Direction. Using the listing below, select the lines with the word "artificial" and copy them.

□ □ □

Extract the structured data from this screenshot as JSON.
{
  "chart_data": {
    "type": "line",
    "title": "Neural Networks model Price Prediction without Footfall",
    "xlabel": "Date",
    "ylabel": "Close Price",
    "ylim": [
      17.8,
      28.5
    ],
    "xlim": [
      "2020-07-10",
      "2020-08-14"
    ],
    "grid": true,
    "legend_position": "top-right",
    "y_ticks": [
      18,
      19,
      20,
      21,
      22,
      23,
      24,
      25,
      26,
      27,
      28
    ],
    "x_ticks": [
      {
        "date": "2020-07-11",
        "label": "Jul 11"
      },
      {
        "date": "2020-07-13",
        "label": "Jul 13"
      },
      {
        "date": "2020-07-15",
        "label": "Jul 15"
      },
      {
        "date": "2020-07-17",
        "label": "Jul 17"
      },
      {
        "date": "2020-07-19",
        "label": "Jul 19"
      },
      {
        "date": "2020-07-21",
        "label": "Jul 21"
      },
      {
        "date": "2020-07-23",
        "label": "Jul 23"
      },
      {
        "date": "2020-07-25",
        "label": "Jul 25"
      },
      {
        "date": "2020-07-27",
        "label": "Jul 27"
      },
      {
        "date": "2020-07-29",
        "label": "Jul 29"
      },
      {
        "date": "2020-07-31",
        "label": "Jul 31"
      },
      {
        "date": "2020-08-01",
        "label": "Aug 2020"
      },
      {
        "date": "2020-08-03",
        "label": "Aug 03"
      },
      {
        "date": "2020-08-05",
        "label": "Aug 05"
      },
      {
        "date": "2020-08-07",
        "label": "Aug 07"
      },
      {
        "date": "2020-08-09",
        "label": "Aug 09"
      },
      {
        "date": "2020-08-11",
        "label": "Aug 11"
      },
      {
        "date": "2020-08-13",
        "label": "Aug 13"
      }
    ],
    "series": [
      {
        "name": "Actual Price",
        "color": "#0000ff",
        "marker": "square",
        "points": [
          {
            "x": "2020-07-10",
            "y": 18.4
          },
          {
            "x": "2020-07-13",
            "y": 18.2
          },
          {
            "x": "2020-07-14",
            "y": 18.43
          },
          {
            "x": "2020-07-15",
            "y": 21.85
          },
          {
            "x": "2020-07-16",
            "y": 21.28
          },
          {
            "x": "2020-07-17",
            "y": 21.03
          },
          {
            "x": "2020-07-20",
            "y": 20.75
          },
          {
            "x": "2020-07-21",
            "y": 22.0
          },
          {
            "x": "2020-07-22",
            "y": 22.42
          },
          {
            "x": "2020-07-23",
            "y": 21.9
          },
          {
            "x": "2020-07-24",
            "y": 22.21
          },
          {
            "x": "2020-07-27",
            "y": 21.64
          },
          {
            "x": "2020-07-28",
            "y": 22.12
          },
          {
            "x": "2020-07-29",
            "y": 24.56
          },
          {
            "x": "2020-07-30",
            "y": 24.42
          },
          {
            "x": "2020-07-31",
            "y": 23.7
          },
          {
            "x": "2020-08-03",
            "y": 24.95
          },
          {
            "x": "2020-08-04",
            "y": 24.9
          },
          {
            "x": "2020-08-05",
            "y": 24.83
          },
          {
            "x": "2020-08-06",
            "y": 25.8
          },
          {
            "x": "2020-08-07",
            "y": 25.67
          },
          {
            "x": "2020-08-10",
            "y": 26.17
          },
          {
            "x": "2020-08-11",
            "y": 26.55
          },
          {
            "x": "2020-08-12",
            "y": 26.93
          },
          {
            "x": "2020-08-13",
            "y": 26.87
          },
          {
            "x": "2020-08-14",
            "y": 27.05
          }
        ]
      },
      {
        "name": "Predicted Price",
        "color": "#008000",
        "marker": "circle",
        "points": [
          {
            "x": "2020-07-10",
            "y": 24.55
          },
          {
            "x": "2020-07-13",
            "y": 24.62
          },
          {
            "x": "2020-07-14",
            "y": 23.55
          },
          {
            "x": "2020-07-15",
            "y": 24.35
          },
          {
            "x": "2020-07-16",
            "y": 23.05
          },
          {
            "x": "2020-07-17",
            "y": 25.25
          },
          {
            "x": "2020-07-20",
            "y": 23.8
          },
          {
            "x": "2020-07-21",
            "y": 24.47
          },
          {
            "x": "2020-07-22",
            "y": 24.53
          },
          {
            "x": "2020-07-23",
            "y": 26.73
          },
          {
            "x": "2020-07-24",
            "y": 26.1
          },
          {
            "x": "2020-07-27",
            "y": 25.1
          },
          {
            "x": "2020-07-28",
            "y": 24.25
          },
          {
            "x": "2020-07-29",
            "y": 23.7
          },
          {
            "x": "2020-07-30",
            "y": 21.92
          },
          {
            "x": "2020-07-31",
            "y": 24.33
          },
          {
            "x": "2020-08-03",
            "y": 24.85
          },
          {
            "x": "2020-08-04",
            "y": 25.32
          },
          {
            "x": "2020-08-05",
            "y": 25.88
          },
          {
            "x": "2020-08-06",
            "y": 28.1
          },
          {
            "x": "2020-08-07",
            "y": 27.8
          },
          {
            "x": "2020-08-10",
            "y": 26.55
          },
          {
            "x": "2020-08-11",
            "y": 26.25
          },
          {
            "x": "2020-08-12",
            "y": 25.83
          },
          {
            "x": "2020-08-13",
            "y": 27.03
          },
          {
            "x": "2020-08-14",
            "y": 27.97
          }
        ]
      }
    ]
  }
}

□ □ □

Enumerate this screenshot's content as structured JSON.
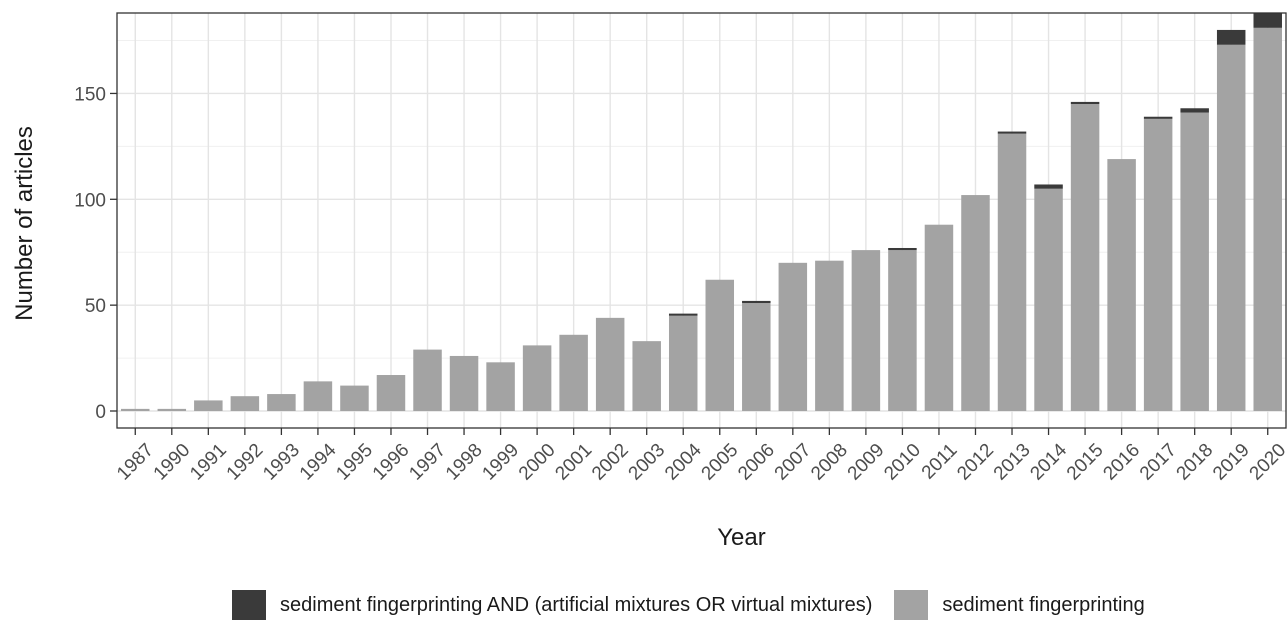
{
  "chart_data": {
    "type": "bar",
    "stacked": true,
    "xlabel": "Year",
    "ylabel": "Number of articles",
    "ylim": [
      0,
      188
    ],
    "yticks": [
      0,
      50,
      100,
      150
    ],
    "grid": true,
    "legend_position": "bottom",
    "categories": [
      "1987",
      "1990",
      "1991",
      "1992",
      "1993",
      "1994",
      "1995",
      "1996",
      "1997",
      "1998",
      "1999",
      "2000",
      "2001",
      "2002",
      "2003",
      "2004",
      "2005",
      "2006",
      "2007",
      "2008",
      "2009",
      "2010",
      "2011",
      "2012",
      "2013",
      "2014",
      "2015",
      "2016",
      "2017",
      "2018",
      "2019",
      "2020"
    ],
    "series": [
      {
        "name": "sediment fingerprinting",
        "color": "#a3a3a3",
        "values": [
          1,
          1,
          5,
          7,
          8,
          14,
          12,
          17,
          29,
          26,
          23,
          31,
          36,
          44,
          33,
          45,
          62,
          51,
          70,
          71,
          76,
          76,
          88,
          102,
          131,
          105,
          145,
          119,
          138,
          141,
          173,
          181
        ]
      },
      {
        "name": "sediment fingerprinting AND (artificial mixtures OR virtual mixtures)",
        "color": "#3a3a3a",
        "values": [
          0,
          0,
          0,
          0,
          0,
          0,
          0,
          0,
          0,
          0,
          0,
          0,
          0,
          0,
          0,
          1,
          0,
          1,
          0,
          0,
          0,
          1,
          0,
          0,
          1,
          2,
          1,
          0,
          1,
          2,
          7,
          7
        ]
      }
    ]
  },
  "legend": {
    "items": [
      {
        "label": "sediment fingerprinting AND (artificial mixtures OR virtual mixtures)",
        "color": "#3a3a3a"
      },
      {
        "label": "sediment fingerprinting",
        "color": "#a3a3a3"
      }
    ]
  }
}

□ □ □

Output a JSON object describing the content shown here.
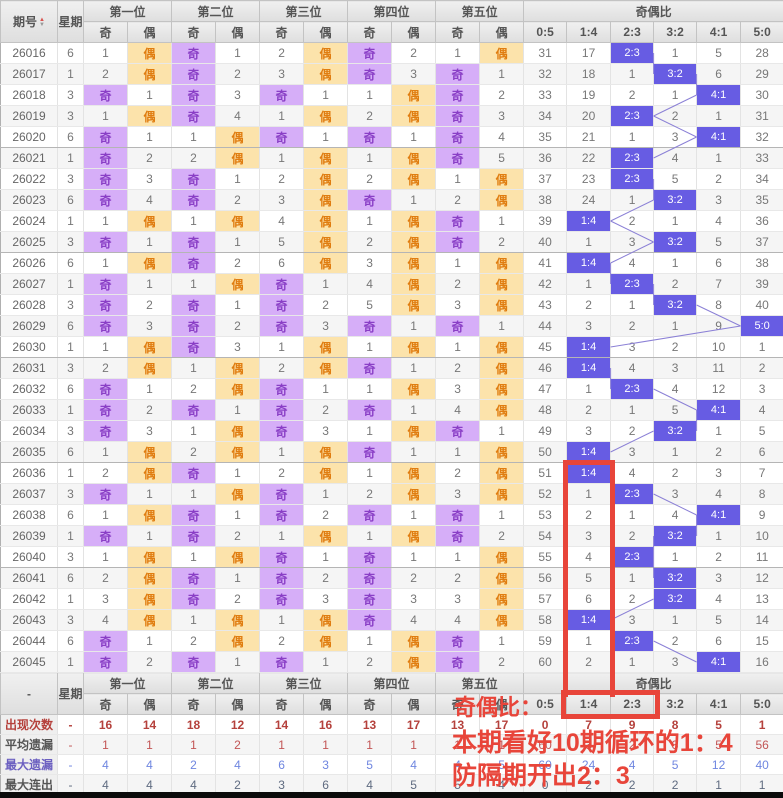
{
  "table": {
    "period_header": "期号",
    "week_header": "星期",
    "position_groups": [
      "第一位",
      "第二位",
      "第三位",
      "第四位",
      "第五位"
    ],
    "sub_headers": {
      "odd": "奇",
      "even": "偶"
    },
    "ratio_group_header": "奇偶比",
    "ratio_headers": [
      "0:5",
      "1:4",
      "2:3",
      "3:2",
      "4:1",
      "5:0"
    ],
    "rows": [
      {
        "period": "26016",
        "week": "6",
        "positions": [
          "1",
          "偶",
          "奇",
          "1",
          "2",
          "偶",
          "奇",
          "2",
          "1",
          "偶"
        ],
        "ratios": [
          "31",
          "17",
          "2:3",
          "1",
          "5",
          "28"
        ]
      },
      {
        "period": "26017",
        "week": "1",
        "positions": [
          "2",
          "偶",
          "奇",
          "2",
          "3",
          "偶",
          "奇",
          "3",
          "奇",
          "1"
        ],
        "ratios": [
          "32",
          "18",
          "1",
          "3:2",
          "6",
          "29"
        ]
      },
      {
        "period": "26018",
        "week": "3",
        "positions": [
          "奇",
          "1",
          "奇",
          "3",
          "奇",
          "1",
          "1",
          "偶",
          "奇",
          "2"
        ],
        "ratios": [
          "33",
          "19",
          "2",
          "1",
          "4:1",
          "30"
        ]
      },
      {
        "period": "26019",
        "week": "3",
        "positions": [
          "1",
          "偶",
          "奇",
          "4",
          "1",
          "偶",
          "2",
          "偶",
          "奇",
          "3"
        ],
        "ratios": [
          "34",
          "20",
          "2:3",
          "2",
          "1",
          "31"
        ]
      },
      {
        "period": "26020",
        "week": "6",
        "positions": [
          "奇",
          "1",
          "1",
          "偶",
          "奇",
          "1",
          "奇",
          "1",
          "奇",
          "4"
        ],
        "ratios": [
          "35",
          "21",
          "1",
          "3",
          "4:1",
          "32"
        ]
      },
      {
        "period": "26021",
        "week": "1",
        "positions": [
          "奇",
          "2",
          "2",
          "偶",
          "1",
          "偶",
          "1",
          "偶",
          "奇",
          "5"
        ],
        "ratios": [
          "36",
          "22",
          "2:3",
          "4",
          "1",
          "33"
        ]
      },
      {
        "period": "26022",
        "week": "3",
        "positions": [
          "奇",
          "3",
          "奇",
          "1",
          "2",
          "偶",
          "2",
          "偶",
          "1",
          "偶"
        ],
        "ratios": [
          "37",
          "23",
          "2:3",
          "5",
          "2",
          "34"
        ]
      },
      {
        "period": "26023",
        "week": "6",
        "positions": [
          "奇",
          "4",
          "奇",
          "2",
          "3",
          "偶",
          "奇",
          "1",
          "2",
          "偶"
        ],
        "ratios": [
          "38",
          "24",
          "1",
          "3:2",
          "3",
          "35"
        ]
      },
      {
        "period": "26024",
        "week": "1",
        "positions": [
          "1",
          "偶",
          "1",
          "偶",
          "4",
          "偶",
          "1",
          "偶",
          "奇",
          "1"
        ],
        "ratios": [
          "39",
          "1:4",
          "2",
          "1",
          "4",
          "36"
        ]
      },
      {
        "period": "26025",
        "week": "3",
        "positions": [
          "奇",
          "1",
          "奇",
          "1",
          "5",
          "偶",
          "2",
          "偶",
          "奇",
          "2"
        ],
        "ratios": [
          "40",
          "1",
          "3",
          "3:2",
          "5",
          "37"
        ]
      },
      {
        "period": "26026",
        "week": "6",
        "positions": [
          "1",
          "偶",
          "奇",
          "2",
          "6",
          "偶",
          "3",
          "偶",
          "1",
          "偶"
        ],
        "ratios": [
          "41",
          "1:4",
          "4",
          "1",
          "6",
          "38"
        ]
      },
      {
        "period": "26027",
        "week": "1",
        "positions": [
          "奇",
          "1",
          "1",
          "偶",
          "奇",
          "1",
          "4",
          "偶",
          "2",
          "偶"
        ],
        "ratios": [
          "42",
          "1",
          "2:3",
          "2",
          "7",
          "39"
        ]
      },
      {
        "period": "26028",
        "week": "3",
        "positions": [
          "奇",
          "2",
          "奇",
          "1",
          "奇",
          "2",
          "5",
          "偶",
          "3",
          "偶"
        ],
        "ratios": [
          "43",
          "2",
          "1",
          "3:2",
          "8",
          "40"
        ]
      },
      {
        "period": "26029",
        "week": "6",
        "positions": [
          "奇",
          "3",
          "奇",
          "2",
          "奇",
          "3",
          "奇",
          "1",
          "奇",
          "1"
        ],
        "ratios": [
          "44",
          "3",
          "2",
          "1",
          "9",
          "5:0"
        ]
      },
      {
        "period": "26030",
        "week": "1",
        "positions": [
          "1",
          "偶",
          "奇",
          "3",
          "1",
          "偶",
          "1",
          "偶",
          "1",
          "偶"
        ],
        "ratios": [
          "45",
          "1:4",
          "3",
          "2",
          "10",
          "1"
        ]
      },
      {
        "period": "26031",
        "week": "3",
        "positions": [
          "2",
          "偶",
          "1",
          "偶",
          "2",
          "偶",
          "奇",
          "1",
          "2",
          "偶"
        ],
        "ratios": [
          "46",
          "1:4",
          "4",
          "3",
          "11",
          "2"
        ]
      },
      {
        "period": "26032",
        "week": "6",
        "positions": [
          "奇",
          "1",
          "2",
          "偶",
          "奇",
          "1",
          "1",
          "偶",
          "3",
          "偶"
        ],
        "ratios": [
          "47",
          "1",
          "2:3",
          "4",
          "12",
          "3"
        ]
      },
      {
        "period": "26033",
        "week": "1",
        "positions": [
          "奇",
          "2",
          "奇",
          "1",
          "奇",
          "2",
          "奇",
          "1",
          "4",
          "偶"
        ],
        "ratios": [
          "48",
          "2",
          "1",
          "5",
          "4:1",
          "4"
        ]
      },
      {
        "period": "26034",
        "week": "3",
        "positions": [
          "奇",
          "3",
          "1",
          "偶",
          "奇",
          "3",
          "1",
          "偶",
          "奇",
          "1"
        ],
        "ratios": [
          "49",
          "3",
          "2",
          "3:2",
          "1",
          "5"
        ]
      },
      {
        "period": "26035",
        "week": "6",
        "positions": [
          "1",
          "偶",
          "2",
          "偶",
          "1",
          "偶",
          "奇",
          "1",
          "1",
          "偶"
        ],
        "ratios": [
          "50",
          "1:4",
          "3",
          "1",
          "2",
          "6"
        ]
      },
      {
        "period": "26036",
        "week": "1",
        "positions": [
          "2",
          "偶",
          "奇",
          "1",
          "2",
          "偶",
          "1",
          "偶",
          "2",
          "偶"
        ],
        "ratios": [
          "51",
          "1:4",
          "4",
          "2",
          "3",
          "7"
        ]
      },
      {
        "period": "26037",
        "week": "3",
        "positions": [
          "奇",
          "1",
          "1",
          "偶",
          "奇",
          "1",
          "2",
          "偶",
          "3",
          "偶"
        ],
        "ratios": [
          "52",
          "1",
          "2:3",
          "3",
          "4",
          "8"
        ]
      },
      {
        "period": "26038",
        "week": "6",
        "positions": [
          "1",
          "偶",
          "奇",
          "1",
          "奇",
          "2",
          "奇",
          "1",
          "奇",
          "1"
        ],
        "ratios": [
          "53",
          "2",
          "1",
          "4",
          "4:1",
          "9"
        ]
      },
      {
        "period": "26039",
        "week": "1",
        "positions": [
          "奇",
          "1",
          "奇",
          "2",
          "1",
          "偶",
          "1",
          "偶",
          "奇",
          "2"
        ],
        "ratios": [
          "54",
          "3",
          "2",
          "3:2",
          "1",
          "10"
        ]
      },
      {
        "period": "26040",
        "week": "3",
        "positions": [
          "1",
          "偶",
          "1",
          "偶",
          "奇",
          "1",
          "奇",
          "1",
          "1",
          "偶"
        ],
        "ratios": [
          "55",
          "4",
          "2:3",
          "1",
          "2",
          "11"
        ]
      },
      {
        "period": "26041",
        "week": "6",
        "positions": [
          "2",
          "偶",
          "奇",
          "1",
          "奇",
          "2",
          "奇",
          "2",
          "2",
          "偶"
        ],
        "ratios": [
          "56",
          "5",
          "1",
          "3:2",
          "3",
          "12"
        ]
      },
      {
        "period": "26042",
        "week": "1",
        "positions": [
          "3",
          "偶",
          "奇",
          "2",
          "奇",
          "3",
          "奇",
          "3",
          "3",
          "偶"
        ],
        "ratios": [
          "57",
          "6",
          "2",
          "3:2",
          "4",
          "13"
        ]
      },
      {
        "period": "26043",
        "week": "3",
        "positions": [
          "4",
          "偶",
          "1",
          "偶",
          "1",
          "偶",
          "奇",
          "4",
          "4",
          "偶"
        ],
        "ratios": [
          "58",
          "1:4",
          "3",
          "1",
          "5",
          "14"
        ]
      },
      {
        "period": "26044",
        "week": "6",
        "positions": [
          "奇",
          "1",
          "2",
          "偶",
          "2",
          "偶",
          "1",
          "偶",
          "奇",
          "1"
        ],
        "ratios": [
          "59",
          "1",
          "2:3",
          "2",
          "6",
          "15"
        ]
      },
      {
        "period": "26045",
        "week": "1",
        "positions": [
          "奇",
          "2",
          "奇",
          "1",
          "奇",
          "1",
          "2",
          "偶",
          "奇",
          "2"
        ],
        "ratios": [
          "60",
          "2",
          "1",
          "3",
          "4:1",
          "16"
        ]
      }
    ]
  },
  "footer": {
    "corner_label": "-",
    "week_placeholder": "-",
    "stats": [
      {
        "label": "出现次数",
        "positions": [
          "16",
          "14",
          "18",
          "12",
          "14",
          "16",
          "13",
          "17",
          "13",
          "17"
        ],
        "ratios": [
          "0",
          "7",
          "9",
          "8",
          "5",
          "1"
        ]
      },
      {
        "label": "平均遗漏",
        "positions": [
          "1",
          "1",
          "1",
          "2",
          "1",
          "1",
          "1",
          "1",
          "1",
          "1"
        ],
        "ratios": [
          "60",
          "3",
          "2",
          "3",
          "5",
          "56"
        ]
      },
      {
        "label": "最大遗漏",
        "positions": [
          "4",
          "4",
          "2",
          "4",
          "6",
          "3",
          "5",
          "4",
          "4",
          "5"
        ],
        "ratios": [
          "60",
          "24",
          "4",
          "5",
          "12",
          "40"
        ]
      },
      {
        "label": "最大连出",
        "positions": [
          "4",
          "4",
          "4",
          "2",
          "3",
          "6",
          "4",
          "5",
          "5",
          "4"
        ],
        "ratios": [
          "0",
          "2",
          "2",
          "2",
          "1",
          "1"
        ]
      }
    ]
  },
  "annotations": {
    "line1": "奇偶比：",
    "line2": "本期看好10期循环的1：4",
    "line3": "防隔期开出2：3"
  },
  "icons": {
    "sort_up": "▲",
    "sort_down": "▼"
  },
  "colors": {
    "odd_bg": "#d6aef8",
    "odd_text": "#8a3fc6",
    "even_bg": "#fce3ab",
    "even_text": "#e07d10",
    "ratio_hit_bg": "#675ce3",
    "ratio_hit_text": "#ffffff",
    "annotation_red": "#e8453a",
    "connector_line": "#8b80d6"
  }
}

□ □ □

Exercise solution.
        "name": "sediment fingerprinting AND (artificial mixtures OR virtual mixtures)",
        "label": "sediment fingerprinting AND (artificial mixtures OR virtual mixtures)",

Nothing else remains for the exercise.